Stored items:
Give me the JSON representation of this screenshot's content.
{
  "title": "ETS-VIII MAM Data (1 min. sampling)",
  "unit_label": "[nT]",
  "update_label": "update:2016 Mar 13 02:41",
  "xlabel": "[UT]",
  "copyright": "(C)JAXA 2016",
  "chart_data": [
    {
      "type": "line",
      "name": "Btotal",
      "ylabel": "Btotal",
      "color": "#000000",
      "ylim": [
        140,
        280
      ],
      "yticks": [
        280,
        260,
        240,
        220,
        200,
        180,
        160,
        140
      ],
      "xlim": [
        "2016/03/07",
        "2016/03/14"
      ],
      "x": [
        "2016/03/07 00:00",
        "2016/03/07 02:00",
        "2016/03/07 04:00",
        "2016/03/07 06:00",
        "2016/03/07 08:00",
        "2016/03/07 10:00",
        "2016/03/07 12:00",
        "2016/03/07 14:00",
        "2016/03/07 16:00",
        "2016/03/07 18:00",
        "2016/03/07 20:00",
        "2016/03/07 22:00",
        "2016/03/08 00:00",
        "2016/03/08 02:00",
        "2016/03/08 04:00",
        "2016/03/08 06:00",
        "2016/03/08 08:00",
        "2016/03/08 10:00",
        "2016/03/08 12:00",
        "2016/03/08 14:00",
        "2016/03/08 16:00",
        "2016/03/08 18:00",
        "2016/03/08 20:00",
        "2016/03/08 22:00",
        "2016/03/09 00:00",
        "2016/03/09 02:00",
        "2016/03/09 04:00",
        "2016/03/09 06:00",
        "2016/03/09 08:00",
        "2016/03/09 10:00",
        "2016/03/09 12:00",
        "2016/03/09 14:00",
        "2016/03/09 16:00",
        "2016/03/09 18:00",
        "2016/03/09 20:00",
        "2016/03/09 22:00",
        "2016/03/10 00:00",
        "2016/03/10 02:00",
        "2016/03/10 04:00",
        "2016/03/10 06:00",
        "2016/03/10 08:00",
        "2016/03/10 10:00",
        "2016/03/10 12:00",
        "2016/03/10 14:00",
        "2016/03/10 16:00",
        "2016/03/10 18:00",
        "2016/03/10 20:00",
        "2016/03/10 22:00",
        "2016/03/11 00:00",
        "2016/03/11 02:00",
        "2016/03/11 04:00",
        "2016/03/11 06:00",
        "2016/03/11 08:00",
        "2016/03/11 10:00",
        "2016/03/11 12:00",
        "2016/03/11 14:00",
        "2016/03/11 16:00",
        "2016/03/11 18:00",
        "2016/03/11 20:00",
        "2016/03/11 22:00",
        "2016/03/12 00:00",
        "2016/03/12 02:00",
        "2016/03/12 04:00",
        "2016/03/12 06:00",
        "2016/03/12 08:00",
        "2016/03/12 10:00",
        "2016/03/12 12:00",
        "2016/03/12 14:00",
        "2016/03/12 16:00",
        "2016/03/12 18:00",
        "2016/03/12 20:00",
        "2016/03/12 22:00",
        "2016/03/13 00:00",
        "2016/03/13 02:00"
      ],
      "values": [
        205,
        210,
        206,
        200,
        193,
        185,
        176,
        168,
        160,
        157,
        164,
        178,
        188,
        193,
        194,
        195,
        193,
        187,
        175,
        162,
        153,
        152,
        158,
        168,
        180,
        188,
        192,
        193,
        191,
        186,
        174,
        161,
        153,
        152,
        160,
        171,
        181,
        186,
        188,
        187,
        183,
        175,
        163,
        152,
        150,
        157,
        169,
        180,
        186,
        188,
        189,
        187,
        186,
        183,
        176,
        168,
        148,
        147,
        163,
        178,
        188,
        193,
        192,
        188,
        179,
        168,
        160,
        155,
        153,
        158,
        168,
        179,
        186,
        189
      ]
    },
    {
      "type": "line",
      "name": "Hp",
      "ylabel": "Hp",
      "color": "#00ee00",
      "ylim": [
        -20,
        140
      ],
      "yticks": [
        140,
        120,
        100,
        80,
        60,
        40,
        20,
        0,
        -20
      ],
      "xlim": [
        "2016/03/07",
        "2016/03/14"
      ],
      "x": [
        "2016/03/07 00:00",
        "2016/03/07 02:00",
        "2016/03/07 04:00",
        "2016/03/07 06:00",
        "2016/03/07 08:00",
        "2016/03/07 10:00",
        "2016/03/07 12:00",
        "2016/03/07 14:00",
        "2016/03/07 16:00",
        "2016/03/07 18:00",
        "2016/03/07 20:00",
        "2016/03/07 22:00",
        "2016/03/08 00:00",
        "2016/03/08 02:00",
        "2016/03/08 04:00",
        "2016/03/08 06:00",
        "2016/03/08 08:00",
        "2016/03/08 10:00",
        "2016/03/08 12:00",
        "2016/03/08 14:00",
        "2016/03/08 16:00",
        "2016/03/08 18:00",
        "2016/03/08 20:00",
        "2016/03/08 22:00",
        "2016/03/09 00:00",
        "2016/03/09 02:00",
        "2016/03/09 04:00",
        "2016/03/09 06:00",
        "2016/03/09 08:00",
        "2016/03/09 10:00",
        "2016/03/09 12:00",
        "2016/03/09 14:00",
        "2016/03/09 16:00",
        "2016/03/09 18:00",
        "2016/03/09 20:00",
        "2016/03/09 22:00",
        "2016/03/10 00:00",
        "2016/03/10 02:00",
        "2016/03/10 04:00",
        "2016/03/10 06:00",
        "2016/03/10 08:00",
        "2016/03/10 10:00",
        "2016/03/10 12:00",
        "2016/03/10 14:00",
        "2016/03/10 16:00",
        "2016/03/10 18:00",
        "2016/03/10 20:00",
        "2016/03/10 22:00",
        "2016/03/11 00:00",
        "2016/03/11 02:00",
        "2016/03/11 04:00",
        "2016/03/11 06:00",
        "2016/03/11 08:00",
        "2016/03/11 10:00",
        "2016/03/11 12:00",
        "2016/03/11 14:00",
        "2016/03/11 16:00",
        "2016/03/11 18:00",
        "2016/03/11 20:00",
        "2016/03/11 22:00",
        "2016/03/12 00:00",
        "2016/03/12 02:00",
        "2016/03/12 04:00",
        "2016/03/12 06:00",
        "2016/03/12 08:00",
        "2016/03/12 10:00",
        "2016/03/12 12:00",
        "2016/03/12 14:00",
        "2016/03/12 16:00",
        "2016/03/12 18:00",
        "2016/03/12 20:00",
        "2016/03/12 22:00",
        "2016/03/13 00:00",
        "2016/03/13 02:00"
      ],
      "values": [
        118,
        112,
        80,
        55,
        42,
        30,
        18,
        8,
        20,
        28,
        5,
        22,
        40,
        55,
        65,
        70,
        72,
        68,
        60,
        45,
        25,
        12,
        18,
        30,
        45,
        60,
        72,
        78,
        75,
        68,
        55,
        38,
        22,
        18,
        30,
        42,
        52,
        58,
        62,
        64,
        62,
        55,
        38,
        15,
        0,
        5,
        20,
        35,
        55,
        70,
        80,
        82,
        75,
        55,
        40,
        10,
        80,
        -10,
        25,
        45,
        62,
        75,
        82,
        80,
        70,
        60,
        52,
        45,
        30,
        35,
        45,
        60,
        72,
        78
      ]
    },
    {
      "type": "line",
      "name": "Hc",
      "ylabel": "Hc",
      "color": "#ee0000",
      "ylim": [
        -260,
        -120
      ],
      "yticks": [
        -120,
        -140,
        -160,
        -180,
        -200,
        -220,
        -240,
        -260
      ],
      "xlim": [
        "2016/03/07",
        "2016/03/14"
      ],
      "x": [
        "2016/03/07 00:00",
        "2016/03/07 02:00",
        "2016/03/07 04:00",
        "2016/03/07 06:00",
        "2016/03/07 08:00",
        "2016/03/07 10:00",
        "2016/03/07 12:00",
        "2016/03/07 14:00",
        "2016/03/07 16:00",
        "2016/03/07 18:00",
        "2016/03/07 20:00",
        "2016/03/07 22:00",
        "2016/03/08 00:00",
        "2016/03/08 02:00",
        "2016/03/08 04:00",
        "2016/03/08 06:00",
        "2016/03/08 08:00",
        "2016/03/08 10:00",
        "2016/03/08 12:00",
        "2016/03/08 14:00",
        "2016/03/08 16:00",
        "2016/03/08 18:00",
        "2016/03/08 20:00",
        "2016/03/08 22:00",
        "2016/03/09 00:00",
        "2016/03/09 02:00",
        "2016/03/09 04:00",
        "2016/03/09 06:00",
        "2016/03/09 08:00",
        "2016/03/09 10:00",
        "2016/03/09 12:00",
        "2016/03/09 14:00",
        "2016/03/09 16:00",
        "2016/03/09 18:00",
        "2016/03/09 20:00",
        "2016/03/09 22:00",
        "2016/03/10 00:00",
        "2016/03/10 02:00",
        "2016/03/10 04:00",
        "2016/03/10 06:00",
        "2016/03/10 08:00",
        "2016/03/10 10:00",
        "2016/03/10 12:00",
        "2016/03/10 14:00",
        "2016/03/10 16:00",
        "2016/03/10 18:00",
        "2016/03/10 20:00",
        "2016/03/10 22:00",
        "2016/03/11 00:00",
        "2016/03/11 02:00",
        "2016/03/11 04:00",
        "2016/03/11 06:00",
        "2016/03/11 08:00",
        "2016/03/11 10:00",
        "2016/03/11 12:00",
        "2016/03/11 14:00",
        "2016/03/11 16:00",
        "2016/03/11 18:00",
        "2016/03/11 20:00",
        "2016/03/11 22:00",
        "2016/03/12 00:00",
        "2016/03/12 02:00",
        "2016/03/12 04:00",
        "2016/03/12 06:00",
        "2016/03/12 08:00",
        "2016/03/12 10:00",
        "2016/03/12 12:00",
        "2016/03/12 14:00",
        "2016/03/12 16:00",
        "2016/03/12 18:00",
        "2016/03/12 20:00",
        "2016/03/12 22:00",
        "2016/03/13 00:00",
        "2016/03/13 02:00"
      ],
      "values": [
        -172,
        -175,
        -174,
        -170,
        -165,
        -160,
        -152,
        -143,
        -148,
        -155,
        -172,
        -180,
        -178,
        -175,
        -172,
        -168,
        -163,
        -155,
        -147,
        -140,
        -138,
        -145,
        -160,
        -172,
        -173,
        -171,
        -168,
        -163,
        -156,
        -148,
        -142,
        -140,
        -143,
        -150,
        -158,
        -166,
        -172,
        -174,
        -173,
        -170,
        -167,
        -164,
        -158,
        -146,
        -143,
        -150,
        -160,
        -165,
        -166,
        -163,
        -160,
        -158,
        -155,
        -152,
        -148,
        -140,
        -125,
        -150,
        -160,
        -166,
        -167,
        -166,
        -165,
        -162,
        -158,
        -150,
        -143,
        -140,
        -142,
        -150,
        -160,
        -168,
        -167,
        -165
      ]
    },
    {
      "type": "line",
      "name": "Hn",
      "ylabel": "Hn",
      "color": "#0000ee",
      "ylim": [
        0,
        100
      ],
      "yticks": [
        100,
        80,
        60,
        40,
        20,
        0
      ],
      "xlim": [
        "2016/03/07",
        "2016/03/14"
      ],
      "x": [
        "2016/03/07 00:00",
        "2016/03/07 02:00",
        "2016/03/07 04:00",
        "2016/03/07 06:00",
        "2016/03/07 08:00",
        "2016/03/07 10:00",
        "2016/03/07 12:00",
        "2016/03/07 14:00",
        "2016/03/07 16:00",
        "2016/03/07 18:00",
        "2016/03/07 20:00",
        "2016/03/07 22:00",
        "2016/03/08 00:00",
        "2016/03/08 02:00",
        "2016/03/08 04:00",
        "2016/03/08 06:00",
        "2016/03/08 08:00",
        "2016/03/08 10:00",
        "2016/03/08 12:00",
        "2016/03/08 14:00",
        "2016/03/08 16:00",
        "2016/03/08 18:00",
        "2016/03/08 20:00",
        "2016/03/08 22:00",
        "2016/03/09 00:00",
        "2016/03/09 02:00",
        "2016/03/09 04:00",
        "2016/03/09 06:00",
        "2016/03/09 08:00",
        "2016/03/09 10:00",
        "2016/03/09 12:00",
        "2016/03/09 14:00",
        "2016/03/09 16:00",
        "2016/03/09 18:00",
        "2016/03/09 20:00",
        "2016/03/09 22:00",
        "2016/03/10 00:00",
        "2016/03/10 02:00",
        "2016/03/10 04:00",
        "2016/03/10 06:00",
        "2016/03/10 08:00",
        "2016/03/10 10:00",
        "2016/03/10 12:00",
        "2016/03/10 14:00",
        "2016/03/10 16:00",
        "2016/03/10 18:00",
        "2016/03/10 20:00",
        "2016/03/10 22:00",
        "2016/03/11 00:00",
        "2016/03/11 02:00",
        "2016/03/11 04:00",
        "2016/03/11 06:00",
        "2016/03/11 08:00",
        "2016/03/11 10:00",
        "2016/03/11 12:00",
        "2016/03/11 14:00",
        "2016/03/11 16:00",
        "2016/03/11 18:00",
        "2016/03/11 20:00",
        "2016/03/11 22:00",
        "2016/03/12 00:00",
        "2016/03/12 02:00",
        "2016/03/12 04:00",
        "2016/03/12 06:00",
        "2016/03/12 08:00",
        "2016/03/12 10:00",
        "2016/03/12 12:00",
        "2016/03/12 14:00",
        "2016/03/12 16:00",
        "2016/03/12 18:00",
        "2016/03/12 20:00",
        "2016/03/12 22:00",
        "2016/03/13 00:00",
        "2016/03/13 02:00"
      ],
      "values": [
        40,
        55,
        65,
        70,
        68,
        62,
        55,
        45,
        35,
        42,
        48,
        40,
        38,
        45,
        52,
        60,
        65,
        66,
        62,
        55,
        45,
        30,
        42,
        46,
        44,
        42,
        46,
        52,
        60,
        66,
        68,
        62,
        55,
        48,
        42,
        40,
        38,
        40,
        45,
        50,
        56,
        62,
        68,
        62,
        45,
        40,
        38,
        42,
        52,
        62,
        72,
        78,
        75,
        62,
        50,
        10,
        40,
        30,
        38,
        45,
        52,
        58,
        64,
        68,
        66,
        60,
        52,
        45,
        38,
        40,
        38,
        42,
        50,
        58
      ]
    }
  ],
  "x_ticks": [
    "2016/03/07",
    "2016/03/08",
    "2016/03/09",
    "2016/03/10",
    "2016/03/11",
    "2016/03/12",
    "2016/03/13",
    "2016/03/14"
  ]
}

The problem:
Leave out every line without the string "ylabel" and copy the rest.

Complete answer:
      "ylabel": "Btotal",
      "ylabel": "Hp",
      "ylabel": "Hc",
      "ylabel": "Hn",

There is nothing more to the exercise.